To be done: Look at the entries below and reproduce them exactly.

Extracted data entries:
++++++++++++++++++++

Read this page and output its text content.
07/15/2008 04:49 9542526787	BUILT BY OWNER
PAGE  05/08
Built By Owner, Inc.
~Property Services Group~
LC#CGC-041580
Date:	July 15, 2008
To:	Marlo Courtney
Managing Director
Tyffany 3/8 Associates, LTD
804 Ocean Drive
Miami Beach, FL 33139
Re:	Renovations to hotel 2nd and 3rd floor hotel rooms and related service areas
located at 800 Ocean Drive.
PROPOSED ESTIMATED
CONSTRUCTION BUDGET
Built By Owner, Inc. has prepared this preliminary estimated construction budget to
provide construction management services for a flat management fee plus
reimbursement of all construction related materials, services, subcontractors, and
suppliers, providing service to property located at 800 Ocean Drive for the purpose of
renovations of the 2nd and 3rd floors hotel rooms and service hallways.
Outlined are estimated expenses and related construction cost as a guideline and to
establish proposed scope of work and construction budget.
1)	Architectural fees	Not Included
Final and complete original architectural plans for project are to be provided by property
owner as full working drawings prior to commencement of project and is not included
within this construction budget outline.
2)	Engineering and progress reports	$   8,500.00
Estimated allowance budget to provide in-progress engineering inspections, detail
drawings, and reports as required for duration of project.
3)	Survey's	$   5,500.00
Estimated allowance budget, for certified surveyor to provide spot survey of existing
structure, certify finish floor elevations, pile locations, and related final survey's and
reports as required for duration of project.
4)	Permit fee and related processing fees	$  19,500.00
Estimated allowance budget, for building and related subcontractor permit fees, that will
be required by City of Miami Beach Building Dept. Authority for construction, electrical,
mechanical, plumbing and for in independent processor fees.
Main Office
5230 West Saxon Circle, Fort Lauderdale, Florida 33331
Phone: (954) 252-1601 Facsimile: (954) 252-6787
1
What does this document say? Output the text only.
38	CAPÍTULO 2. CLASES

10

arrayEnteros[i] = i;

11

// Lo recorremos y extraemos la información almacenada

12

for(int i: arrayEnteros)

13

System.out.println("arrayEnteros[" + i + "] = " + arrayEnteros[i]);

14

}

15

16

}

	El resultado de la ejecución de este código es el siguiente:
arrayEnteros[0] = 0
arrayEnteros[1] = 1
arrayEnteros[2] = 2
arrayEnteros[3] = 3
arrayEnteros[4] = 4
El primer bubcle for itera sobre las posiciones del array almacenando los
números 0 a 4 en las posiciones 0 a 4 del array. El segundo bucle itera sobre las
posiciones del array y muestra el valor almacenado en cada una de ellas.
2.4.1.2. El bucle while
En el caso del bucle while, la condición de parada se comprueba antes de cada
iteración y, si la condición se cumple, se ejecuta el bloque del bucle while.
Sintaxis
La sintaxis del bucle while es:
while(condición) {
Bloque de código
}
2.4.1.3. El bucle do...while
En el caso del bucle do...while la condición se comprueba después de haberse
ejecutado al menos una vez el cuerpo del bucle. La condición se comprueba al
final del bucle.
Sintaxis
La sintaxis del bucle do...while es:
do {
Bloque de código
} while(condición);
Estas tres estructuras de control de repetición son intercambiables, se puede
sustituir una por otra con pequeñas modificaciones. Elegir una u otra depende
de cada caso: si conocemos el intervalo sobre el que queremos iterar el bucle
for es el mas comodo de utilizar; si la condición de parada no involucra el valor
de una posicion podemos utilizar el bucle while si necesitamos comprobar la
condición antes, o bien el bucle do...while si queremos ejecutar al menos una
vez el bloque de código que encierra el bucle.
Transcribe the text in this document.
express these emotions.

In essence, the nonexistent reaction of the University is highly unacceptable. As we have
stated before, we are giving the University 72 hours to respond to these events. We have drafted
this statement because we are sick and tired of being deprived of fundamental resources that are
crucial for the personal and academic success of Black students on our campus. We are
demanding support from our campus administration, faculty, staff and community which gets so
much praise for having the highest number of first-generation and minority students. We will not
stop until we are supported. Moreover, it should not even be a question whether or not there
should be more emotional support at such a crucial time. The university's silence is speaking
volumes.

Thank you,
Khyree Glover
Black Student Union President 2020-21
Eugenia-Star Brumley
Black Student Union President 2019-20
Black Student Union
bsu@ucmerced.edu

++++++++++++++++++++

Answer to the exercise:
Read this page and output its text content.
07/15/2008 04:49 9542526787	BUILT BY OWNER
PAGE  05/08
Built By Owner, Inc.
~Property Services Group~
LC#CGC-041580
Date:	July 15, 2008
To:	Marlo Courtney
Managing Director
Tyffany 3/8 Associates, LTD
804 Ocean Drive
Miami Beach, FL 33139
Re:	Renovations to hotel 2nd and 3rd floor hotel rooms and related service areas
located at 800 Ocean Drive.
PROPOSED ESTIMATED
CONSTRUCTION BUDGET
Built By Owner, Inc. has prepared this preliminary estimated construction budget to
provide construction management services for a flat management fee plus
reimbursement of all construction related materials, services, subcontractors, and
suppliers, providing service to property located at 800 Ocean Drive for the purpose of
renovations of the 2nd and 3rd floors hotel rooms and service hallways.
Outlined are estimated expenses and related construction cost as a guideline and to
establish proposed scope of work and construction budget.
1)	Architectural fees	Not Included
Final and complete original architectural plans for project are to be provided by property
owner as full working drawings prior to commencement of project and is not included
within this construction budget outline.
2)	Engineering and progress reports	$   8,500.00
Estimated allowance budget to provide in-progress engineering inspections, detail
drawings, and reports as required for duration of project.
3)	Survey's	$   5,500.00
Estimated allowance budget, for certified surveyor to provide spot survey of existing
structure, certify finish floor elevations, pile locations, and related final survey's and
reports as required for duration of project.
4)	Permit fee and related processing fees	$  19,500.00
Estimated allowance budget, for building and related subcontractor permit fees, that will
be required by City of Miami Beach Building Dept. Authority for construction, electrical,
mechanical, plumbing and for in independent processor fees.
Main Office
5230 West Saxon Circle, Fort Lauderdale, Florida 33331
Phone: (954) 252-1601 Facsimile: (954) 252-6787
1
What does this document say? Output the text only.
38	CAPÍTULO 2. CLASES

10

arrayEnteros[i] = i;

11

// Lo recorremos y extraemos la información almacenada

12

for(int i: arrayEnteros)

13

System.out.println("arrayEnteros[" + i + "] = " + arrayEnteros[i]);

14

}

15

16

}

	El resultado de la ejecución de este código es el siguiente:
arrayEnteros[0] = 0
arrayEnteros[1] = 1
arrayEnteros[2] = 2
arrayEnteros[3] = 3
arrayEnteros[4] = 4
El primer bubcle for itera sobre las posiciones del array almacenando los
números 0 a 4 en las posiciones 0 a 4 del array. El segundo bucle itera sobre las
posiciones del array y muestra el valor almacenado en cada una de ellas.
2.4.1.2. El bucle while
En el caso del bucle while, la condición de parada se comprueba antes de cada
iteración y, si la condición se cumple, se ejecuta el bloque del bucle while.
Sintaxis
La sintaxis del bucle while es:
while(condición) {
Bloque de código
}
2.4.1.3. El bucle do...while
En el caso del bucle do...while la condición se comprueba después de haberse
ejecutado al menos una vez el cuerpo del bucle. La condición se comprueba al
final del bucle.
Sintaxis
La sintaxis del bucle do...while es:
do {
Bloque de código
} while(condición);
Estas tres estructuras de control de repetición son intercambiables, se puede
sustituir una por otra con pequeñas modificaciones. Elegir una u otra depende
de cada caso: si conocemos el intervalo sobre el que queremos iterar el bucle
for es el mas comodo de utilizar; si la condición de parada no involucra el valor
de una posicion podemos utilizar el bucle while si necesitamos comprobar la
condición antes, o bien el bucle do...while si queremos ejecutar al menos una
vez el bloque de código que encierra el bucle.
Transcribe the text in this document.
express these emotions.

In essence, the nonexistent reaction of the University is highly unacceptable. As we have
stated before, we are giving the University 72 hours to respond to these events. We have drafted
this statement because we are sick and tired of being deprived of fundamental resources that are
crucial for the personal and academic success of Black students on our campus. We are
demanding support from our campus administration, faculty, staff and community which gets so
much praise for having the highest number of first-generation and minority students. We will not
stop until we are supported. Moreover, it should not even be a question whether or not there
should be more emotional support at such a crucial time. The university's silence is speaking
volumes.

Thank you,
Khyree Glover
Black Student Union President 2020-21
Eugenia-Star Brumley
Black Student Union President 2019-20
Black Student Union
bsu@ucmerced.edu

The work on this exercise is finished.